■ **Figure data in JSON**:
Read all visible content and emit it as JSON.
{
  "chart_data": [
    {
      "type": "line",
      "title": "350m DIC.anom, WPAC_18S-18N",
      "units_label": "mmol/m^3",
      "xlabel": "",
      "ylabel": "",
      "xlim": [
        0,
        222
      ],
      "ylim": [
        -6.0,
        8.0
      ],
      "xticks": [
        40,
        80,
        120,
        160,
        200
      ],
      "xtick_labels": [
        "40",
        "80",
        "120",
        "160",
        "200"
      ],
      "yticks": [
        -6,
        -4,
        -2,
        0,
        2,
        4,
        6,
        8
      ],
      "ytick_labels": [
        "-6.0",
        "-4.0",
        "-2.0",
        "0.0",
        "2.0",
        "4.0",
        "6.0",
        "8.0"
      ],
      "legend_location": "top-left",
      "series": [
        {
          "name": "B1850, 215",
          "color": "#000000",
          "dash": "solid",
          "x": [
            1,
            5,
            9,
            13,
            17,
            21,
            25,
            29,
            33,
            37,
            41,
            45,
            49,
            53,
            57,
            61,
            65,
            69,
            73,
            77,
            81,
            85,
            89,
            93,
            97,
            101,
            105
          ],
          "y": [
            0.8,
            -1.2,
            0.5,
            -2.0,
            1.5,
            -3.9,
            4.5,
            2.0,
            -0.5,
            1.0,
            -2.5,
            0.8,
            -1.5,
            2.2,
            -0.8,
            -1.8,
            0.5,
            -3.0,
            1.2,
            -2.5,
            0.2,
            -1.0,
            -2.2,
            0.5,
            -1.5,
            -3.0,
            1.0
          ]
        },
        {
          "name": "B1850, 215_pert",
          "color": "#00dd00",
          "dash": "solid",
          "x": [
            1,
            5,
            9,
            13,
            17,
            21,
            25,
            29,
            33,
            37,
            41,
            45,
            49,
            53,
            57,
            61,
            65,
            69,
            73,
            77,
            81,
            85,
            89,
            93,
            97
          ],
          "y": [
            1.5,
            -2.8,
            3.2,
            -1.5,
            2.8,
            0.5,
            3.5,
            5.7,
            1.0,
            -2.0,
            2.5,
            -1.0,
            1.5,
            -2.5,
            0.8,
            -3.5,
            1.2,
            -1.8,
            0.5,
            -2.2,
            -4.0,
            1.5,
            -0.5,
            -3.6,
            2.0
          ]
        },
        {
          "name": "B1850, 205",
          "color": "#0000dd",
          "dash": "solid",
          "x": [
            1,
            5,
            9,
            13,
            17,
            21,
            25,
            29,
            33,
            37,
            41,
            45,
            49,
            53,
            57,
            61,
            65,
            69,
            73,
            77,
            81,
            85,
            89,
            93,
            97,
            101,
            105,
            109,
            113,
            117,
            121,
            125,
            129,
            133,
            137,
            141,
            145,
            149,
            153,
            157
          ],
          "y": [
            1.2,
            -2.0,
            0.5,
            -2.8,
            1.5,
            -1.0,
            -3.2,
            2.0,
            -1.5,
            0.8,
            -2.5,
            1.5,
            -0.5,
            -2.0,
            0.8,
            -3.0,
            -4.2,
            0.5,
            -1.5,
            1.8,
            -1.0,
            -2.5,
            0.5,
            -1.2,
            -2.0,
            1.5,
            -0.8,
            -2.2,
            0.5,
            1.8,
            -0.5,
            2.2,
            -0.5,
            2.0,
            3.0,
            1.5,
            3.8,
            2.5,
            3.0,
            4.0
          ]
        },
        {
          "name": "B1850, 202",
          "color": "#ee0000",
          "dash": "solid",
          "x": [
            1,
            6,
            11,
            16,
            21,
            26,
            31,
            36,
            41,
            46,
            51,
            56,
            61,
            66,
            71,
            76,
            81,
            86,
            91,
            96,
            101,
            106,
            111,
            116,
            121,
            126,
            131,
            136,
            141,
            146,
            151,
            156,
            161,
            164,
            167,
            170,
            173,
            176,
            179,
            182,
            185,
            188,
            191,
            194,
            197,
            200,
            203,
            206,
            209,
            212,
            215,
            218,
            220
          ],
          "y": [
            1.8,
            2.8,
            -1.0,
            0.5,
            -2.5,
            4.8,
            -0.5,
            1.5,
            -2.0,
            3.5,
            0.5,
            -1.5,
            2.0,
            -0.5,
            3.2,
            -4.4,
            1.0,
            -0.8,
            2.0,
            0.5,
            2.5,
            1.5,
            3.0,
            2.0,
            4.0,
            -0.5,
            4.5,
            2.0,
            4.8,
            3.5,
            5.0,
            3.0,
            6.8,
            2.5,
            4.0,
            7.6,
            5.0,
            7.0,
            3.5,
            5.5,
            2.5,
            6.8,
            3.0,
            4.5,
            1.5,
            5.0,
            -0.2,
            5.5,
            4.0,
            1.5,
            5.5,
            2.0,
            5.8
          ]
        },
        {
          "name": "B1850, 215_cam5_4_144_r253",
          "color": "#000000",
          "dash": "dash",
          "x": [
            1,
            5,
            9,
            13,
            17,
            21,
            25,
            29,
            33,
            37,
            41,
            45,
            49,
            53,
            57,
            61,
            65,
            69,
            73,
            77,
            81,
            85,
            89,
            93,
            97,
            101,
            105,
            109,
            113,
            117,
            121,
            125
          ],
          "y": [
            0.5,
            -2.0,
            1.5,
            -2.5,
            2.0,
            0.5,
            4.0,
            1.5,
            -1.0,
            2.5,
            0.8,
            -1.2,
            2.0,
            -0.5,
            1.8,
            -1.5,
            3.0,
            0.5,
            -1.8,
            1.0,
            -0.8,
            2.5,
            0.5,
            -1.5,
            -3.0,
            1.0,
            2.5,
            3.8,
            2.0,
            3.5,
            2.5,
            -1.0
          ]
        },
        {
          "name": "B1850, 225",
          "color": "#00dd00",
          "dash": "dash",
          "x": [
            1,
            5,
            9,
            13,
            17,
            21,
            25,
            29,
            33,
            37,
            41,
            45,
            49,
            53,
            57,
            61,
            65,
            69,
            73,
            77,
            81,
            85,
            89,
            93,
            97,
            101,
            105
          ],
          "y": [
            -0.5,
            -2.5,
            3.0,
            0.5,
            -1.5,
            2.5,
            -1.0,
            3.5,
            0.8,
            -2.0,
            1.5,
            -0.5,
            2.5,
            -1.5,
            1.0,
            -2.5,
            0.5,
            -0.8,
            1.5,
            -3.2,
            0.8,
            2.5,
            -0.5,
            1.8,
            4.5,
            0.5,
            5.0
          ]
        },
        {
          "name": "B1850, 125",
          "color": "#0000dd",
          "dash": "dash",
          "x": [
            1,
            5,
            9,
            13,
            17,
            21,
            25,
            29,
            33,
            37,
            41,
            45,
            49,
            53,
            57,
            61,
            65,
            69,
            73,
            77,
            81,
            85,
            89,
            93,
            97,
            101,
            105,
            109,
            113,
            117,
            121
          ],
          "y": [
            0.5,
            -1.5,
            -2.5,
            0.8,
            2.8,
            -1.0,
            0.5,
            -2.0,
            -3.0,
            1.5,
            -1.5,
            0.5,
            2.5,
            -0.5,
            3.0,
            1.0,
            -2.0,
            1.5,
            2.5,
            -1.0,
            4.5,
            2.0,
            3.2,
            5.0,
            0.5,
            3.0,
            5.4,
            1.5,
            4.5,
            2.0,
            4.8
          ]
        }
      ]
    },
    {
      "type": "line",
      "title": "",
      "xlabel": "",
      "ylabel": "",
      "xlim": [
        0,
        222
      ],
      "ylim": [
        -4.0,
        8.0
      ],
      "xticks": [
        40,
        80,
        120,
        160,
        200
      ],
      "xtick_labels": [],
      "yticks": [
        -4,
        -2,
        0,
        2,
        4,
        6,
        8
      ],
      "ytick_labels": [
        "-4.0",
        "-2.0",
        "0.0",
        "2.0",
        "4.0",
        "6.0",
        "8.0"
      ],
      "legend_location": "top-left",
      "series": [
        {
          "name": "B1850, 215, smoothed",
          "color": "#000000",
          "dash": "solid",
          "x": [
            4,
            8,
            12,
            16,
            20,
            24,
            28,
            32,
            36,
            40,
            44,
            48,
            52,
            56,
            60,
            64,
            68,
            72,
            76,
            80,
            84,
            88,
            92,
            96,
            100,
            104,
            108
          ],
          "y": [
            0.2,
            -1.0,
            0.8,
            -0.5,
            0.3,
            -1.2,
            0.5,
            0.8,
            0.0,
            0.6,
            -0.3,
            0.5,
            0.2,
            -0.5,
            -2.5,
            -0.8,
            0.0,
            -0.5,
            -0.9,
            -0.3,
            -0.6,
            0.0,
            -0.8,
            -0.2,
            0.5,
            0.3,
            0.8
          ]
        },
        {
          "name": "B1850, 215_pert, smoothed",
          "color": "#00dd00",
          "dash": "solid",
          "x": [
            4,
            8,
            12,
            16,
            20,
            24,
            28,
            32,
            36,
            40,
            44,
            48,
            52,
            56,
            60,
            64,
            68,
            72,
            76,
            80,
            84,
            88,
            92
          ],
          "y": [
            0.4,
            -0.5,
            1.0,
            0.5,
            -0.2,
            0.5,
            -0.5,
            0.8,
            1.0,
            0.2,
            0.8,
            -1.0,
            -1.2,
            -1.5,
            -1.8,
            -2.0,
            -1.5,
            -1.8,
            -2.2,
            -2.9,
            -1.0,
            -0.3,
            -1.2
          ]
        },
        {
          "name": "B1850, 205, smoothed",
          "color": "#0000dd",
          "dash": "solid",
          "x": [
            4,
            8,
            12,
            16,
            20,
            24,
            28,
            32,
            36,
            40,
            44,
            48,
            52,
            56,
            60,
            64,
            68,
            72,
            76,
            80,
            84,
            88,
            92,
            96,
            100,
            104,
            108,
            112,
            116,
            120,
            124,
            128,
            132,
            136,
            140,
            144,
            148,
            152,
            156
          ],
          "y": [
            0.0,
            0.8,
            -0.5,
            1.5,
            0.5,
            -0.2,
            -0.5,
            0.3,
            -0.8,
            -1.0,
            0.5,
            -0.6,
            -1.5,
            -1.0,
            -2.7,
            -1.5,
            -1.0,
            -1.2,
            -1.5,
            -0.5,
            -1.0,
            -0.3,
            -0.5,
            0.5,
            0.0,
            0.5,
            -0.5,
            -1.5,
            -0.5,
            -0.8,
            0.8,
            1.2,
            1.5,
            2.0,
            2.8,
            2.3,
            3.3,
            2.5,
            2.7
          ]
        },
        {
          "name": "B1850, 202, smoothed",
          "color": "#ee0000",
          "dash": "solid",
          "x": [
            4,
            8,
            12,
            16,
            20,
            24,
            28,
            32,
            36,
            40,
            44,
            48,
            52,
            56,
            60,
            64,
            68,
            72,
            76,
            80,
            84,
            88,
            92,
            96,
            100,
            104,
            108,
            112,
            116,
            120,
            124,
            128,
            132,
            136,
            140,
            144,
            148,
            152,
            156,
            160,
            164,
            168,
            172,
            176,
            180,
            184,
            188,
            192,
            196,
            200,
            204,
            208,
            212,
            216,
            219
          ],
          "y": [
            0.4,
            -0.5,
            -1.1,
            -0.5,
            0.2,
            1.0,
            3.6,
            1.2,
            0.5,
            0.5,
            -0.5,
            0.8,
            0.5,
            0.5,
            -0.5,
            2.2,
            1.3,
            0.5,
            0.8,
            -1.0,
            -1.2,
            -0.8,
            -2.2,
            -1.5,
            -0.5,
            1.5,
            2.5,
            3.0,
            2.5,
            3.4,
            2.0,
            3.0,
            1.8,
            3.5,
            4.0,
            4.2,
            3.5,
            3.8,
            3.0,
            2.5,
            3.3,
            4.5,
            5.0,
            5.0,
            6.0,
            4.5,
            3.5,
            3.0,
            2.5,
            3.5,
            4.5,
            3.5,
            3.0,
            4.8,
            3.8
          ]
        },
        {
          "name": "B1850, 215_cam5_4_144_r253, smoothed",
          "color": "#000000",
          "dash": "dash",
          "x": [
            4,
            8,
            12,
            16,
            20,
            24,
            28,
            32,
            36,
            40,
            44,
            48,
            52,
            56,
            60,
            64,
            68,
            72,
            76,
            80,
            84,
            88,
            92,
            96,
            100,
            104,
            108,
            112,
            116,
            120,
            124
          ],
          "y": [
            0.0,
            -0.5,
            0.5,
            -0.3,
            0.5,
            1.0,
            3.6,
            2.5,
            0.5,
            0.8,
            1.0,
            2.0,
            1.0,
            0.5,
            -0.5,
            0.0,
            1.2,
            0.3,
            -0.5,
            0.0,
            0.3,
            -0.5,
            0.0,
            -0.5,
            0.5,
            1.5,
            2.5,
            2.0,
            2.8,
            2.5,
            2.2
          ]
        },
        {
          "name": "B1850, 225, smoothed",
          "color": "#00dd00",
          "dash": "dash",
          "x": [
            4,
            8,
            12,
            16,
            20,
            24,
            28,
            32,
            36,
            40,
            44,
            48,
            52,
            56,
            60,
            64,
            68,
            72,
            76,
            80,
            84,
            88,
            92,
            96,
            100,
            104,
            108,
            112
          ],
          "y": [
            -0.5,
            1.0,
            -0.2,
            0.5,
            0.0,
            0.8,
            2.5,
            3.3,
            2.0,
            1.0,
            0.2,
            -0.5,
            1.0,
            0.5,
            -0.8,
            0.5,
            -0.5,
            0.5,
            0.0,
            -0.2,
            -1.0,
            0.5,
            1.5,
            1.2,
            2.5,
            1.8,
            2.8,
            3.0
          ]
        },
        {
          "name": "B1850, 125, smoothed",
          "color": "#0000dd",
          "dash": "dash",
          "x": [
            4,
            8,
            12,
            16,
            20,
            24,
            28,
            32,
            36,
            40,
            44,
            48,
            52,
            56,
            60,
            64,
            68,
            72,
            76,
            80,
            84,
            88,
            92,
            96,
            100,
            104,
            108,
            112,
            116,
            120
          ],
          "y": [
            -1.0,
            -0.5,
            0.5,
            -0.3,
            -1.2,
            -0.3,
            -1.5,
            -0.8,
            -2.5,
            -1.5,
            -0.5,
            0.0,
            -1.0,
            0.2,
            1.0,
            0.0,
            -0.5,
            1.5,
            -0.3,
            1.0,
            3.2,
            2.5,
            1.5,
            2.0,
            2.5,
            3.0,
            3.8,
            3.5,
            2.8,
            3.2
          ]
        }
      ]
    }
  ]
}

■ **Exercise goal**: Extract each line holding the word "title" from the records.

■ **Reply**:
      "title": "350m DIC.anom, WPAC_18S-18N",
      "title": "",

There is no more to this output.